=== Task brief ===
Would it be possible to write out each entry below exactly, without the pictures?

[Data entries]

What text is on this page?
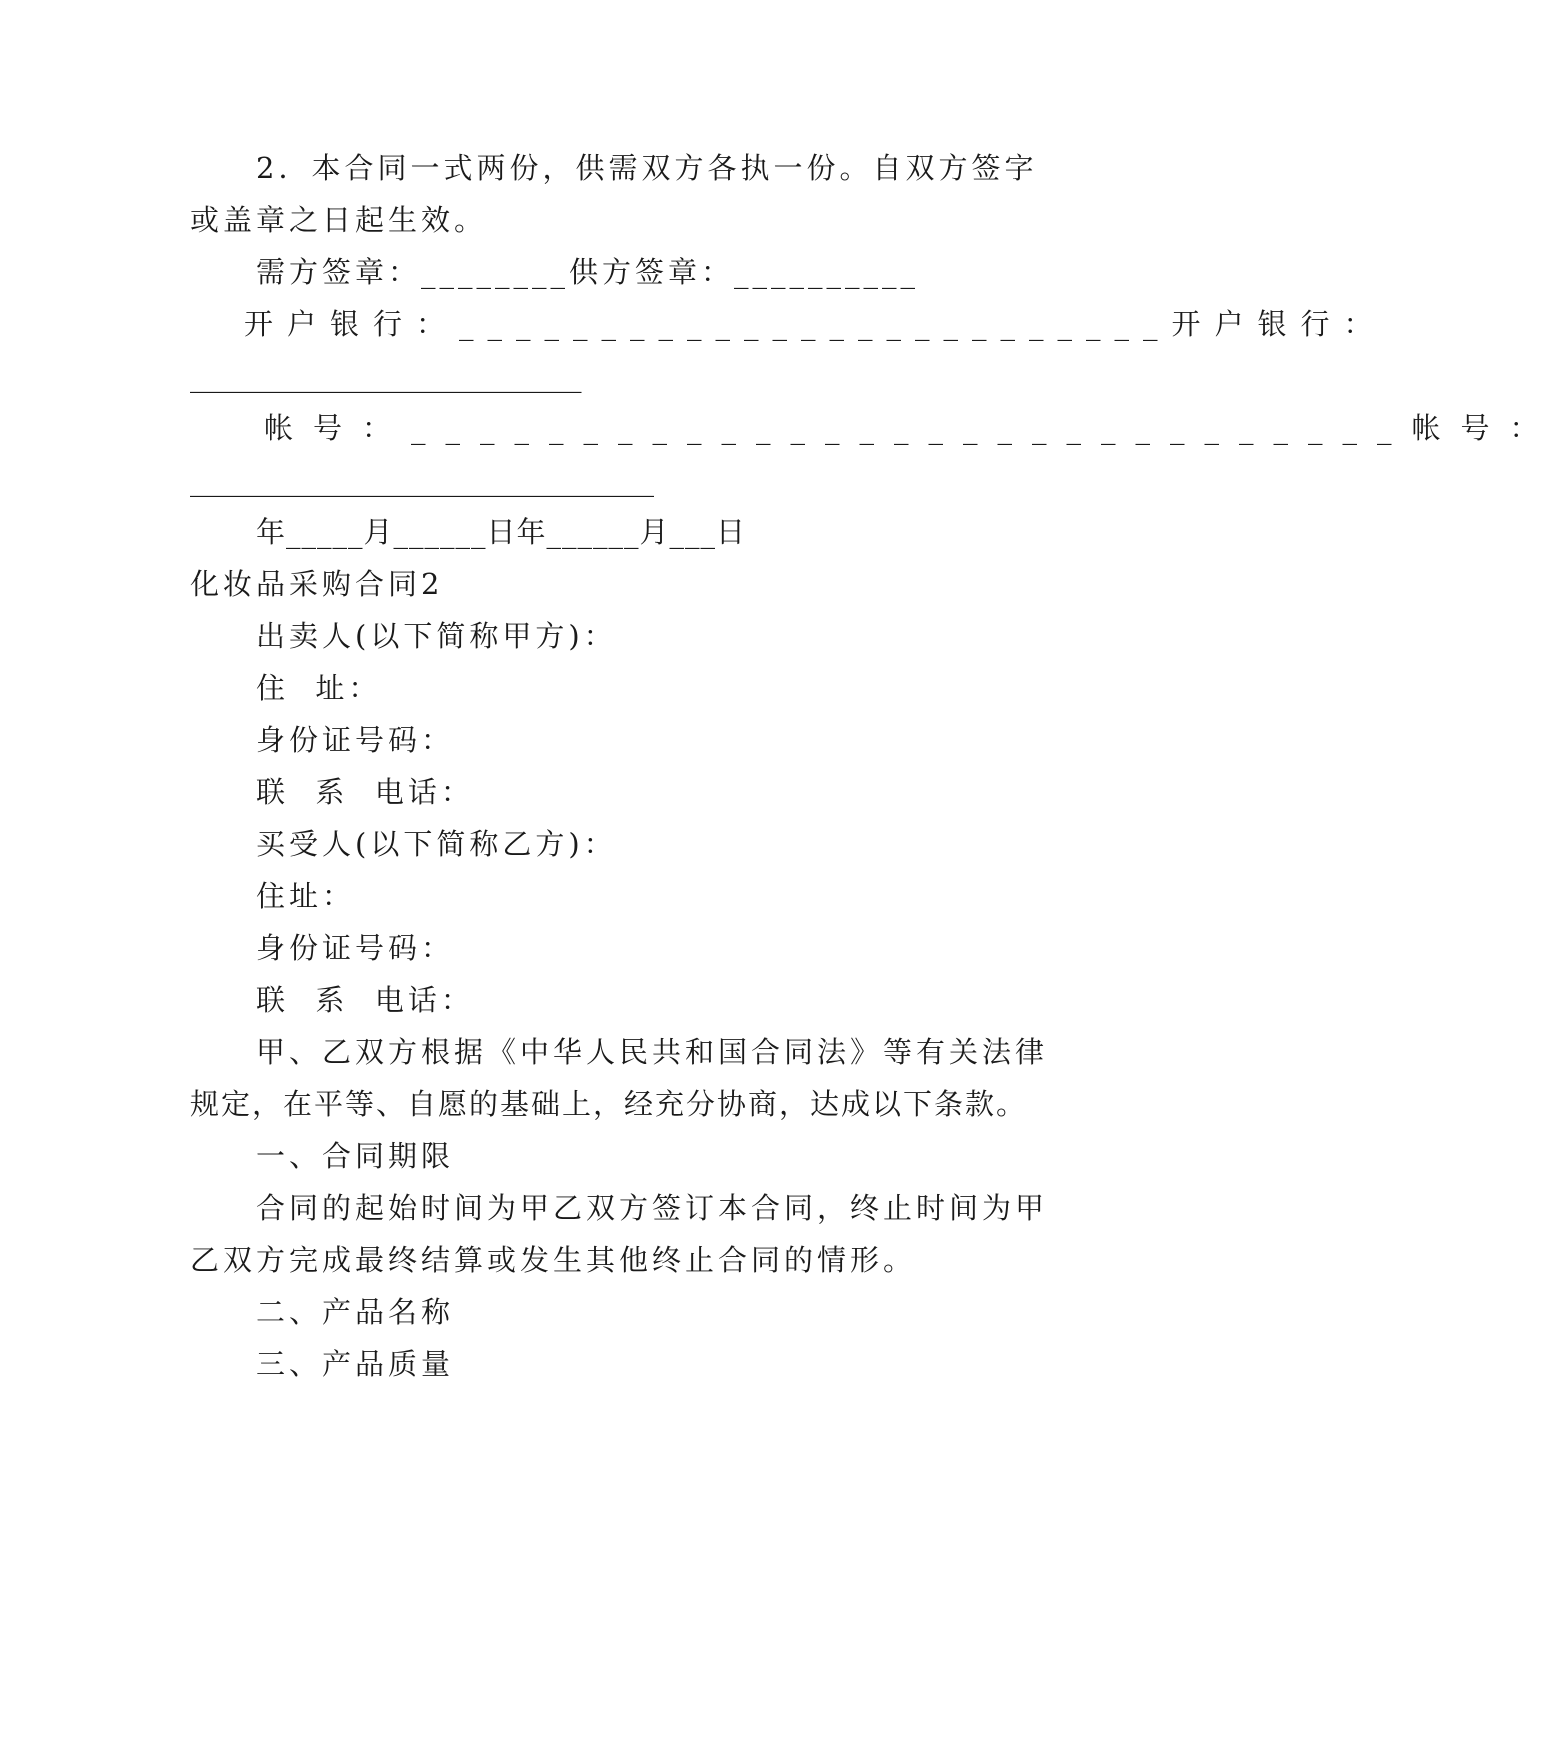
2．本合同一式两份，供需双方各执一份。自双方签字
或盖章之日起生效。
需方签章：________供方签章：__________
开户银行：_________________________开户银行：
___________________________
帐号：_____________________________帐号：
________________________________
年_____月______日年______月___日
化妆品采购合同2
出卖人(以下简称甲方)：
住  址：
身份证号码：
联  系  电话：
买受人(以下简称乙方)：
住址：
身份证号码：
联  系  电话：
甲、乙双方根据《中华人民共和国合同法》等有关法律
规定，在平等、自愿的基础上，经充分协商，达成以下条款。
一、合同期限
合同的起始时间为甲乙双方签订本合同，终止时间为甲
乙双方完成最终结算或发生其他终止合同的情形。
二、产品名称
三、产品质量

=== Exercise result ===
What text is on this page?
2．本合同一式两份，供需双方各执一份。自双方签字
或盖章之日起生效。
需方签章：________供方签章：__________
开户银行：_________________________开户银行：
___________________________
帐号：_____________________________帐号：
________________________________
年_____月______日年______月___日
化妆品采购合同2
出卖人(以下简称甲方)：
住  址：
身份证号码：
联  系  电话：
买受人(以下简称乙方)：
住址：
身份证号码：
联  系  电话：
甲、乙双方根据《中华人民共和国合同法》等有关法律
规定，在平等、自愿的基础上，经充分协商，达成以下条款。
一、合同期限
合同的起始时间为甲乙双方签订本合同，终止时间为甲
乙双方完成最终结算或发生其他终止合同的情形。
二、产品名称
三、产品质量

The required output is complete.